> EXCERPT
The company that pays Andrea a handsome salary touts so many of the medicinal properties of the product:
[C]ertain cannabinoids have been shown to have analgesic, anti-spasmodic, anti-convulsant, anti-tremor, anti-psychotic, anti-inflammatory, anti-oxidant, anti-emetic and appetite-stimulant properties and research is ongoing into neuroprotective and immunomodulatory effects.
Data from GW’s clinical trials confirm that its medicines are generally well tolerated. The trials have generated over 600 patient-years of safety data and adverse events have been predictable and generally well tolerated.
The relationship between the dose required for medicine and the dose required to kill somebody is about 20-40,000 times. A standard pharmaceutical ratio might be in the order of 50 or 100, so cannabis is in relative terms very well tolerated.
So apparently, Andrea and her company believe this marijuana stuff is medically effective and incredibly safe. Hmm, that seems so different from what Andrea used to say about marijuana back when she was George W. Bush’s assistant drug czar* [Major hat tip to Pete Guither at the DrugWarRant]
“I doubt it was in the scheme that the Great Creator would put one plant on Earth that could cure everything wrong with you,” said Barthwell as the audience laughed. [link]
“It is not a medicine,” she said. “You don’t know what’s in it,” she said. [link] “If there were compelling scientific and medical data supporting marijuana’s medical benefits that would be one thing,” Barthwell said. “But the data is not there. The claim of one individual who has used marijuana does not medical data make. Marijuana has not gone through the test of science because it is a botanical and it doesn’t have the same effect on every individual.” [link]
“While there are no proven benefits to marijuana use, there are many short- and long-term risks associated with marijuana use,” said Dr. Andrea Barthwell of the Office of National Drug Control Policy. “Even if smoking marijuana makes people feel better, that’s not enough to call it a medicine.” [link]
“As a crude plant, marijuana is so complex, unstable, and harmful that sensible physicians and researchers consider it unethical to expose individuals to the risks associated with smoking it.” [link]
“The people that have this as an agenda are not concerned for the sick or dying,” Barthwell said. [link]
Dr. Andrea Barthwell, deputy director for demand reduction at the White House Office of National Drug Control Policy, rejects the term “medical marijuana,” instead calling it “medical excuse marijuana.” She says those who push for laws like Maryland’s are “feeding off the pain and suffering of people” in pursuit of their real goal: complete legalization of marijuana. “There’s no basis in medical [knowledge] for taking a crude plant material and providing it as medicine,” she said. [link]
Interesting how someone’s opinion can change so drastically when there’s profit involved, huh?

> WHAT IS NEEDED
Quote the passage of the excerpt on Andrea Barthwell and cannabis above, word for word, from "The company that" to "and immunomodulatory effects.".

> SOURCE MATERIAL

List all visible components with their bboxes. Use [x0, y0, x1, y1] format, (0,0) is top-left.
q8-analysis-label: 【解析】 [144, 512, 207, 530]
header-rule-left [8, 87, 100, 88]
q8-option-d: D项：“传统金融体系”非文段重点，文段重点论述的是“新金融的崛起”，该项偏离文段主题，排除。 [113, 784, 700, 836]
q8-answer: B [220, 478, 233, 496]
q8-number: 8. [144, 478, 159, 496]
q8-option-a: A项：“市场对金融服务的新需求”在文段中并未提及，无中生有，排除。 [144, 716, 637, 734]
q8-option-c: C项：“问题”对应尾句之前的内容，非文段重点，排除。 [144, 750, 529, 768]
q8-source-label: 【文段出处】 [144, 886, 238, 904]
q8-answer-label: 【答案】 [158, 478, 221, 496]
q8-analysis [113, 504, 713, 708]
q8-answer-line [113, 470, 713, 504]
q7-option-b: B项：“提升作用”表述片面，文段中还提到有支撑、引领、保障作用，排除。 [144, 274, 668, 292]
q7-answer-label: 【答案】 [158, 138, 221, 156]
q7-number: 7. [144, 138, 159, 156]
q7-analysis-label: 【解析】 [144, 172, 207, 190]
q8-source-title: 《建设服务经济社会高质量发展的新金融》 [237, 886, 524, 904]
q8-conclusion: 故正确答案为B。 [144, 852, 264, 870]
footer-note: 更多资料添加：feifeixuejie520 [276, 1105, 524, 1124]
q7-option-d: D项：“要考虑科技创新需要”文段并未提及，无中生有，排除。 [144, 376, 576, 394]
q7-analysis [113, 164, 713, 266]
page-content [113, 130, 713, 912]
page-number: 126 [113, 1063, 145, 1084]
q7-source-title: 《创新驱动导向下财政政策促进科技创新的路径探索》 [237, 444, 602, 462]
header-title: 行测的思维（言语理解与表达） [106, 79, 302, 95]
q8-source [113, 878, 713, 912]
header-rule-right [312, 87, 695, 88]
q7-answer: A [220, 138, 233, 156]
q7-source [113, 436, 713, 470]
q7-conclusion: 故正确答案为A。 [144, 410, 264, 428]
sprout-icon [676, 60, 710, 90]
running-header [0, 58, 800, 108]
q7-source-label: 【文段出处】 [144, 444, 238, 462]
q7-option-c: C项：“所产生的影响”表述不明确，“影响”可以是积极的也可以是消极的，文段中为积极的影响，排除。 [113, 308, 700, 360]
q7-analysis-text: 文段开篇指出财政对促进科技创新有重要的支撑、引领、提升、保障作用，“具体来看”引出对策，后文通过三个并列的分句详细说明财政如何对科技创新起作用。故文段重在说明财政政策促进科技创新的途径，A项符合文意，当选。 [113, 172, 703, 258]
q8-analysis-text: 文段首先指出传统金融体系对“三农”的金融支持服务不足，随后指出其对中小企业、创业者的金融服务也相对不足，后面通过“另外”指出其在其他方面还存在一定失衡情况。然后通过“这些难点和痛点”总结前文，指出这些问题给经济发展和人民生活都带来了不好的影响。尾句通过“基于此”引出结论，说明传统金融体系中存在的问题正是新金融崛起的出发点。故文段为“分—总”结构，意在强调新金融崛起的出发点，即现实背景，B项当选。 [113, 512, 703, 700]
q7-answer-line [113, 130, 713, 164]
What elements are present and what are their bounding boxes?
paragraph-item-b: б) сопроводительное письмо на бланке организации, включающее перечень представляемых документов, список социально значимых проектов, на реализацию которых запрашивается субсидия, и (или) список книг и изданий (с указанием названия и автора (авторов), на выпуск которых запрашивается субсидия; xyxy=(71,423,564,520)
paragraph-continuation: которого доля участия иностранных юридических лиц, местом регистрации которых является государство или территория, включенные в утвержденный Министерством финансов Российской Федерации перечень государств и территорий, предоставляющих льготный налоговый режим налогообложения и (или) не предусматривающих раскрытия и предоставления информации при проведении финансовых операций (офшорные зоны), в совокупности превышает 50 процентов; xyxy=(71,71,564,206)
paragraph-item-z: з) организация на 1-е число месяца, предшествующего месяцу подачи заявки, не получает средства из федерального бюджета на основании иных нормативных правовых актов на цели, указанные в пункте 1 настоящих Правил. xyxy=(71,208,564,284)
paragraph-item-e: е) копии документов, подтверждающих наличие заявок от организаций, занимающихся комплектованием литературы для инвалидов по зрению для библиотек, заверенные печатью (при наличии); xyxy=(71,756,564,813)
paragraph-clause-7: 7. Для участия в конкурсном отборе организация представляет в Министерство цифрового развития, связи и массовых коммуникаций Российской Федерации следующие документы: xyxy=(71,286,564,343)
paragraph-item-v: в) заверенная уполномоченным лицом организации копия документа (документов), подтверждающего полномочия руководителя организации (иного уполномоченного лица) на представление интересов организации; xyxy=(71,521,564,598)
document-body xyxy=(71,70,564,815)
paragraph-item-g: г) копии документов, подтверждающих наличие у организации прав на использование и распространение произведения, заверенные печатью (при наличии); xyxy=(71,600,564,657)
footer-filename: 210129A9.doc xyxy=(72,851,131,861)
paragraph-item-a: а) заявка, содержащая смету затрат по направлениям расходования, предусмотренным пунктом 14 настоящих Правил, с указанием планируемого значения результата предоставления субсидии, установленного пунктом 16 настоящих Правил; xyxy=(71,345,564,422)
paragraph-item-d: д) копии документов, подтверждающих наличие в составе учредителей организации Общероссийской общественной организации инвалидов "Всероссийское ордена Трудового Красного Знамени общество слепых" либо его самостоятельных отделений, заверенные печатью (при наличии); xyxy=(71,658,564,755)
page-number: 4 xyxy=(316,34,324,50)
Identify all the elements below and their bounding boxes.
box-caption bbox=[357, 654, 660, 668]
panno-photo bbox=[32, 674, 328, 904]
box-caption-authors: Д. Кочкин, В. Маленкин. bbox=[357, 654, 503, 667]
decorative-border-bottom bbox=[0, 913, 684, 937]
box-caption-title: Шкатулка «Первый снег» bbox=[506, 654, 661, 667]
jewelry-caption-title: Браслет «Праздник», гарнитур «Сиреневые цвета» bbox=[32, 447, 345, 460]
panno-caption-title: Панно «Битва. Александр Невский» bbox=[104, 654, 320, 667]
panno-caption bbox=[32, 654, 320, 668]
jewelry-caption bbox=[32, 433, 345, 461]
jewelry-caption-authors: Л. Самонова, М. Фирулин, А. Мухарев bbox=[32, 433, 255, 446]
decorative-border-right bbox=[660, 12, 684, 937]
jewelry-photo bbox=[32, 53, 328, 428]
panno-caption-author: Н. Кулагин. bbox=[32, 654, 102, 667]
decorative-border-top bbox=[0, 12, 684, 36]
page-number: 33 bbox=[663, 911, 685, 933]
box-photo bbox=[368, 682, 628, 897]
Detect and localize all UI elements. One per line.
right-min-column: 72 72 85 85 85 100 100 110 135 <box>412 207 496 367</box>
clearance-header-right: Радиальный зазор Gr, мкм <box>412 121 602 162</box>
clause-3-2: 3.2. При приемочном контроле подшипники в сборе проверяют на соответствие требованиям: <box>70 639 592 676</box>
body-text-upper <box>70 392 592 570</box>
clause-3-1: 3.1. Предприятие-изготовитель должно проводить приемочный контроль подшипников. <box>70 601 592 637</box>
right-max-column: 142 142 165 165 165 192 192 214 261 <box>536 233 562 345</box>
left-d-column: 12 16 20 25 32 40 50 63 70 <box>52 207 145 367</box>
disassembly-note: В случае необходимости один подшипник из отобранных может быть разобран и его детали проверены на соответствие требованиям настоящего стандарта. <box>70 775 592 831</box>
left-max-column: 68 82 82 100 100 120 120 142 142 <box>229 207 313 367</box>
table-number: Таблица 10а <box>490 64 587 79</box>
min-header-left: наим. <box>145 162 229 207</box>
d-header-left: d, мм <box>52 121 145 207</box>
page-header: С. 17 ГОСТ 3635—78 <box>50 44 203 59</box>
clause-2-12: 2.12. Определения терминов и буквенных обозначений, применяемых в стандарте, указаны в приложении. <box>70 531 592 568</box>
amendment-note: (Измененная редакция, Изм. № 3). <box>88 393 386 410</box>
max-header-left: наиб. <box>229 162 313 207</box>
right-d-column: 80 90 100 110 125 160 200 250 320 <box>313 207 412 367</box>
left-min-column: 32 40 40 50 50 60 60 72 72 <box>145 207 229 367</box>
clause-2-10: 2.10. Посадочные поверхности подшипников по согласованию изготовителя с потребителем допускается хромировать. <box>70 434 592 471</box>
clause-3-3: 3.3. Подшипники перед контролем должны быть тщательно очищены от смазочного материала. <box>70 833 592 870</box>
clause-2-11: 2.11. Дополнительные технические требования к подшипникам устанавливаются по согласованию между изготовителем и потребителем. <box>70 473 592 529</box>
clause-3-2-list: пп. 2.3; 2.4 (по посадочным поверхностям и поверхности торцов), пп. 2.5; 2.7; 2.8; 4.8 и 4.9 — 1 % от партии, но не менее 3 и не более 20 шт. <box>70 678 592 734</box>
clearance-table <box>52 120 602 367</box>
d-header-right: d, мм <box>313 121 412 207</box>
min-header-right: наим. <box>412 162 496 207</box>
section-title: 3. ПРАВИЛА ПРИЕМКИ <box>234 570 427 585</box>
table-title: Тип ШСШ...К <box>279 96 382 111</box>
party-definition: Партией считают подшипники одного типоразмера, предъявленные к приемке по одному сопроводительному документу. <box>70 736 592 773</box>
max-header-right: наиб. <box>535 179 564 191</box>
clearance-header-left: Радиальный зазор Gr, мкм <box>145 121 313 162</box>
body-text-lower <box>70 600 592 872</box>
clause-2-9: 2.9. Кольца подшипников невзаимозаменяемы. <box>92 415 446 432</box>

> OUTPUT BELOW
The company that pays Andrea a handsome salary touts so many of the medicinal properties of the product:
[C]ertain cannabinoids have been shown to have analgesic, anti-spasmodic, anti-convulsant, anti-tremor, anti-psychotic, anti-inflammatory, anti-oxidant, anti-emetic and appetite-stimulant properties and research is ongoing into neuroprotective and immunomodulatory effects.